Work required: Check each line of the records for "inevitable"; collect those that have it.

Data rows:
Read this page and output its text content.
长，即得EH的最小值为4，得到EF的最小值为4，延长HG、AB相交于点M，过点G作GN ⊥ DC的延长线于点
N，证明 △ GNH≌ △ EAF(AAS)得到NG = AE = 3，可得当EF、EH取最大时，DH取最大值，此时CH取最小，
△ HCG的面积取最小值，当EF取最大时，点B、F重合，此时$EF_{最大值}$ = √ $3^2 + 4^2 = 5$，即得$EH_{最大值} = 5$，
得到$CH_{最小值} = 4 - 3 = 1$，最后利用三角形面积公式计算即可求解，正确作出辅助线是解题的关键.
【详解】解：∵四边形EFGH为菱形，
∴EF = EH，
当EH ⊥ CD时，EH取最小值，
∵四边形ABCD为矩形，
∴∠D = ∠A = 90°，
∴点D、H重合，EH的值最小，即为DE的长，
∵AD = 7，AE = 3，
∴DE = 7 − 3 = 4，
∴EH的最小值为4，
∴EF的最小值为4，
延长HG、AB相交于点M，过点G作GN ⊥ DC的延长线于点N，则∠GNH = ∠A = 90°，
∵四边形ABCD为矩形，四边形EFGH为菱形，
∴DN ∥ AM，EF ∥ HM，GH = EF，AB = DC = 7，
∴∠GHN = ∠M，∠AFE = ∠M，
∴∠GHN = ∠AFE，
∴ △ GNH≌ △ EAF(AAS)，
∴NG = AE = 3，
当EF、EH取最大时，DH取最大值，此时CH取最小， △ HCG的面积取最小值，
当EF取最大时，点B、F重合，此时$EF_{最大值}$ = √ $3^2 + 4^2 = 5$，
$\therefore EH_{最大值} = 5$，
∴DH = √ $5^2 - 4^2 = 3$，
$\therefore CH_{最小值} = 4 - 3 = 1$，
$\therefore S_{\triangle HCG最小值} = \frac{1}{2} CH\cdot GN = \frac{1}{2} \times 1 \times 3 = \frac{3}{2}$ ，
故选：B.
==
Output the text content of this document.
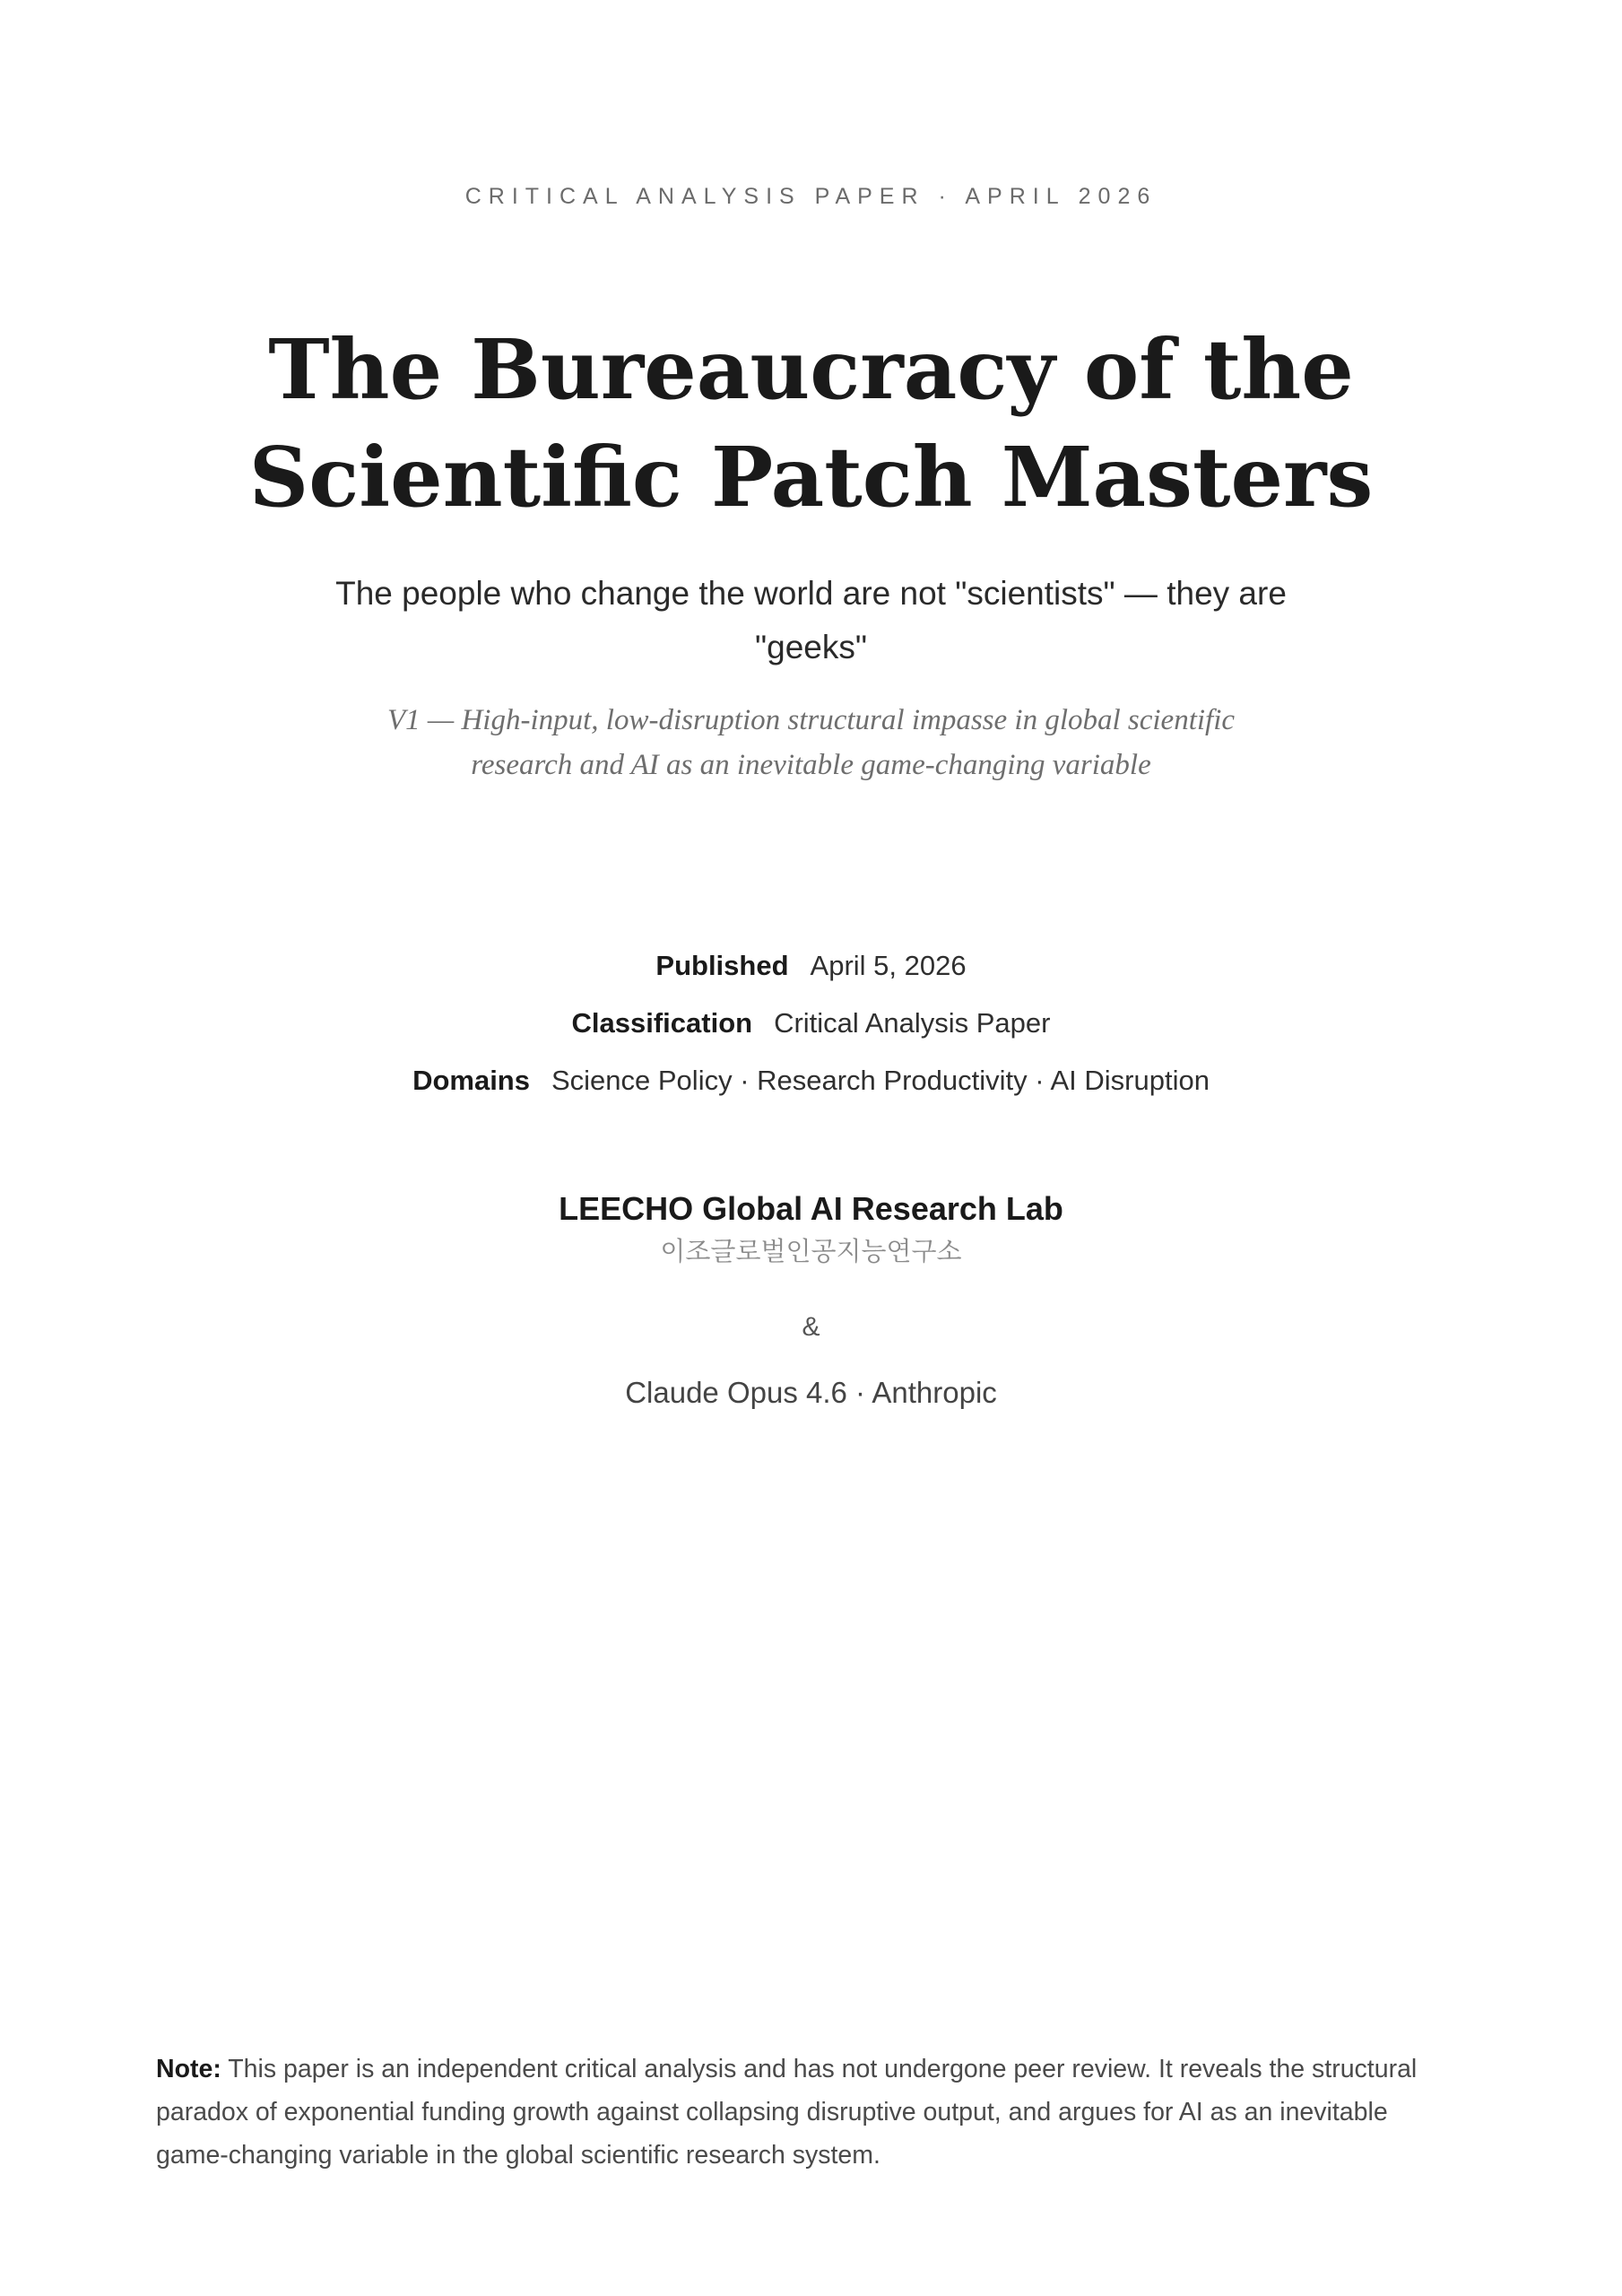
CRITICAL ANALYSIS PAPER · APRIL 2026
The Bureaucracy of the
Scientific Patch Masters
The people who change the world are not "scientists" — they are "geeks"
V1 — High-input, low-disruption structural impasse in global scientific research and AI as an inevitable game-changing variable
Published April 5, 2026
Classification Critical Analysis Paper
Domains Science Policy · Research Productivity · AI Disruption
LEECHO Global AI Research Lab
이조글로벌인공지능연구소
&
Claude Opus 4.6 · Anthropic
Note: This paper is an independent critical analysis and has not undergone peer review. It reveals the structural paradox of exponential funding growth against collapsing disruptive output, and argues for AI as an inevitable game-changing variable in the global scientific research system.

Response to the task:
V1 — High-input, low-disruption structural impasse in global scientific research and AI as an inevitable game-changing variable
Note: This paper is an independent critical analysis and has not undergone peer review. It reveals the structural paradox of exponential funding growth against collapsing disruptive output, and argues for AI as an inevitable game-changing variable in the global scientific research system.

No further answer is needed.